| Problem statement |
From the entries below, copy out every line with "this" in it.

[A block of data]
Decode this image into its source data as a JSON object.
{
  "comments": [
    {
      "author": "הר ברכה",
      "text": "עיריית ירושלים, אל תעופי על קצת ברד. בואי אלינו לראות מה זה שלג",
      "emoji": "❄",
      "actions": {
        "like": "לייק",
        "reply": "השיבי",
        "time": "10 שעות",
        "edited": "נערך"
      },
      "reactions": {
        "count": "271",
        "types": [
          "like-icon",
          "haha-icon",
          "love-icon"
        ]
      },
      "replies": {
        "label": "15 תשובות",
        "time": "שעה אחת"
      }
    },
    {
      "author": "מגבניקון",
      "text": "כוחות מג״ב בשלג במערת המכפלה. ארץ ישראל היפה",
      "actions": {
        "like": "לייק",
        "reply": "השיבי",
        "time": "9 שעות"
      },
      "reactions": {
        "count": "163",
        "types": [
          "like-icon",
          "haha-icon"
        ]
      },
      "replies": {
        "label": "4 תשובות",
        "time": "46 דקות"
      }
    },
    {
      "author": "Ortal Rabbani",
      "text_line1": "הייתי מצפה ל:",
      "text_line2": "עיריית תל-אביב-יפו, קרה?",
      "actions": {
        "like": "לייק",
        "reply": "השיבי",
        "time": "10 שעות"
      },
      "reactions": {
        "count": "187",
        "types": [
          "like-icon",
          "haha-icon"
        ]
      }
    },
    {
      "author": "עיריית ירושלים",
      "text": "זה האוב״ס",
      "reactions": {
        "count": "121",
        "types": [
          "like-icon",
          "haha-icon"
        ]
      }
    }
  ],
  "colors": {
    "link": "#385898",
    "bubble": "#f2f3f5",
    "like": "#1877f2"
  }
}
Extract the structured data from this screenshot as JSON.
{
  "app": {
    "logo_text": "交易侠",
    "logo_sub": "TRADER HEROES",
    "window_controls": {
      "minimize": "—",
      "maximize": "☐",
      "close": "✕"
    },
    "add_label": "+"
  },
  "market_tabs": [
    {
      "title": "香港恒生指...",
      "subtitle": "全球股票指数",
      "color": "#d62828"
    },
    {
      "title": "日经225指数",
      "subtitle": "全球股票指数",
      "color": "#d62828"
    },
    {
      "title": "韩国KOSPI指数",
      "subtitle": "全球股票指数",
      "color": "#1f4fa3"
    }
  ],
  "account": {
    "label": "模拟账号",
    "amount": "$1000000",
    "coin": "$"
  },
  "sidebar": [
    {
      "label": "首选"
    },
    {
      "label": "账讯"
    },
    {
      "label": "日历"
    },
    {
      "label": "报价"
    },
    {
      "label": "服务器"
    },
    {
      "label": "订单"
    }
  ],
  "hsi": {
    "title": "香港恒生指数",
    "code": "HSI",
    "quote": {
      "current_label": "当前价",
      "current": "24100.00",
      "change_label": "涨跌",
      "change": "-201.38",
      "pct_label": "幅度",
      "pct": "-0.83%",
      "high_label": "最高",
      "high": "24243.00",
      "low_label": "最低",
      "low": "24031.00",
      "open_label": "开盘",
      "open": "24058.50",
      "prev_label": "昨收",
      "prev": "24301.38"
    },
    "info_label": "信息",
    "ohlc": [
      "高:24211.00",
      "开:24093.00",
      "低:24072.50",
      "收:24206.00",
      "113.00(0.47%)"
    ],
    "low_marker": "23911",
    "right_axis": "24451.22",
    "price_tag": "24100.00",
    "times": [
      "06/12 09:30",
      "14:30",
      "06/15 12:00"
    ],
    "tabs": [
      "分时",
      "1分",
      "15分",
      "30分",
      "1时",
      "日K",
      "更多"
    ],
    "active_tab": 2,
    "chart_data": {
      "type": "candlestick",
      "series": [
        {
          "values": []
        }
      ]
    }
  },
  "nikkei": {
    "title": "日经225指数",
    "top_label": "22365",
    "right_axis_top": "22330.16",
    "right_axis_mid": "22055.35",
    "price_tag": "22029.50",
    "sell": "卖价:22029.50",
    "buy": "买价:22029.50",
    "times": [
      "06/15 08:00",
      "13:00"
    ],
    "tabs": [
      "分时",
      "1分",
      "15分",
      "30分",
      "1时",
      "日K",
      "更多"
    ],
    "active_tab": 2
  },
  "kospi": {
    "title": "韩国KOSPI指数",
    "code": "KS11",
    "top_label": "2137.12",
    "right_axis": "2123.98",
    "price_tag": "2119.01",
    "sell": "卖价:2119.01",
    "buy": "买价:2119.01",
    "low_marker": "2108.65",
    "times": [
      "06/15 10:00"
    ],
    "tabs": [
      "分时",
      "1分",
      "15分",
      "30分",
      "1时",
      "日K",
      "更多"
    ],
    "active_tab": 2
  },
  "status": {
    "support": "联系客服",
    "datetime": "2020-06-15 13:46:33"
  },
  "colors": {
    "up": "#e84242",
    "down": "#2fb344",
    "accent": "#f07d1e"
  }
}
* * *
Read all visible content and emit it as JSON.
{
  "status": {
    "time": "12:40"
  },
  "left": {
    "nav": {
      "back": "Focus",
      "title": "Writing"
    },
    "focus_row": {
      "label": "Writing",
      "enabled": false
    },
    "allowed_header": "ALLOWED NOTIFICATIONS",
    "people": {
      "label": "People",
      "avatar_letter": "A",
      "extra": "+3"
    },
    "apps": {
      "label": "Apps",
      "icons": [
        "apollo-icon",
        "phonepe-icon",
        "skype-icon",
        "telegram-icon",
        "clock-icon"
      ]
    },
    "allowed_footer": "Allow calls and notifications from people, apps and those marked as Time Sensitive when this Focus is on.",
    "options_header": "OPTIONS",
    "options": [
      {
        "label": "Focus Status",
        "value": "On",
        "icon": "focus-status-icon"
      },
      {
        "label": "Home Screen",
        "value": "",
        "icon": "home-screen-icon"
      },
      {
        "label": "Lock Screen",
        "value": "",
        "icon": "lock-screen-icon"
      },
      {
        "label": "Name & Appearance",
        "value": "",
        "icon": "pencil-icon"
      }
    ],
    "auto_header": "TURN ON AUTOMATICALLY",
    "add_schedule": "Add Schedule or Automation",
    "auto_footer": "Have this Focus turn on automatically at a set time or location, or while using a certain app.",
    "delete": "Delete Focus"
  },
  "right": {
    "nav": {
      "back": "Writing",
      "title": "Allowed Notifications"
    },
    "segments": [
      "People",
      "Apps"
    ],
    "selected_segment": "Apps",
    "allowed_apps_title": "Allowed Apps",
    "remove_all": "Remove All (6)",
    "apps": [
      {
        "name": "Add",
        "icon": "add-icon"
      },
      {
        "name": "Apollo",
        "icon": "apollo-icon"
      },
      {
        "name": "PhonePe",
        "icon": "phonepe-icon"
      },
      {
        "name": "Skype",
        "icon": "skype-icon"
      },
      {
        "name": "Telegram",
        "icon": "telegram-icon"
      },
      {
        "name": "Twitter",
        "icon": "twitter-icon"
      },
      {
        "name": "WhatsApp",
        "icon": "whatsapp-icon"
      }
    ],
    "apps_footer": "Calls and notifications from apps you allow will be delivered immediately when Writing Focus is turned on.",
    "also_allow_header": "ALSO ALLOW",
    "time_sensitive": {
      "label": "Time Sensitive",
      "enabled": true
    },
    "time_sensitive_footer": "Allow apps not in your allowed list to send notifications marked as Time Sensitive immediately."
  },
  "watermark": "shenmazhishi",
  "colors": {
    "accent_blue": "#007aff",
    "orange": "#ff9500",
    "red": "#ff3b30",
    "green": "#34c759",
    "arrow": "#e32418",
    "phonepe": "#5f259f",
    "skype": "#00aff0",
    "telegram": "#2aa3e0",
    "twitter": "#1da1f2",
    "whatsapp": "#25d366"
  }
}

| Task solution |
Decode this image into its source data as a JSON object.
Extract the structured data from this screenshot as JSON.
    "allowed_footer": "Allow calls and notifications from people, apps and those marked as Time Sensitive when this Focus is on.",
    "auto_footer": "Have this Focus turn on automatically at a set time or location, or while using a certain app.",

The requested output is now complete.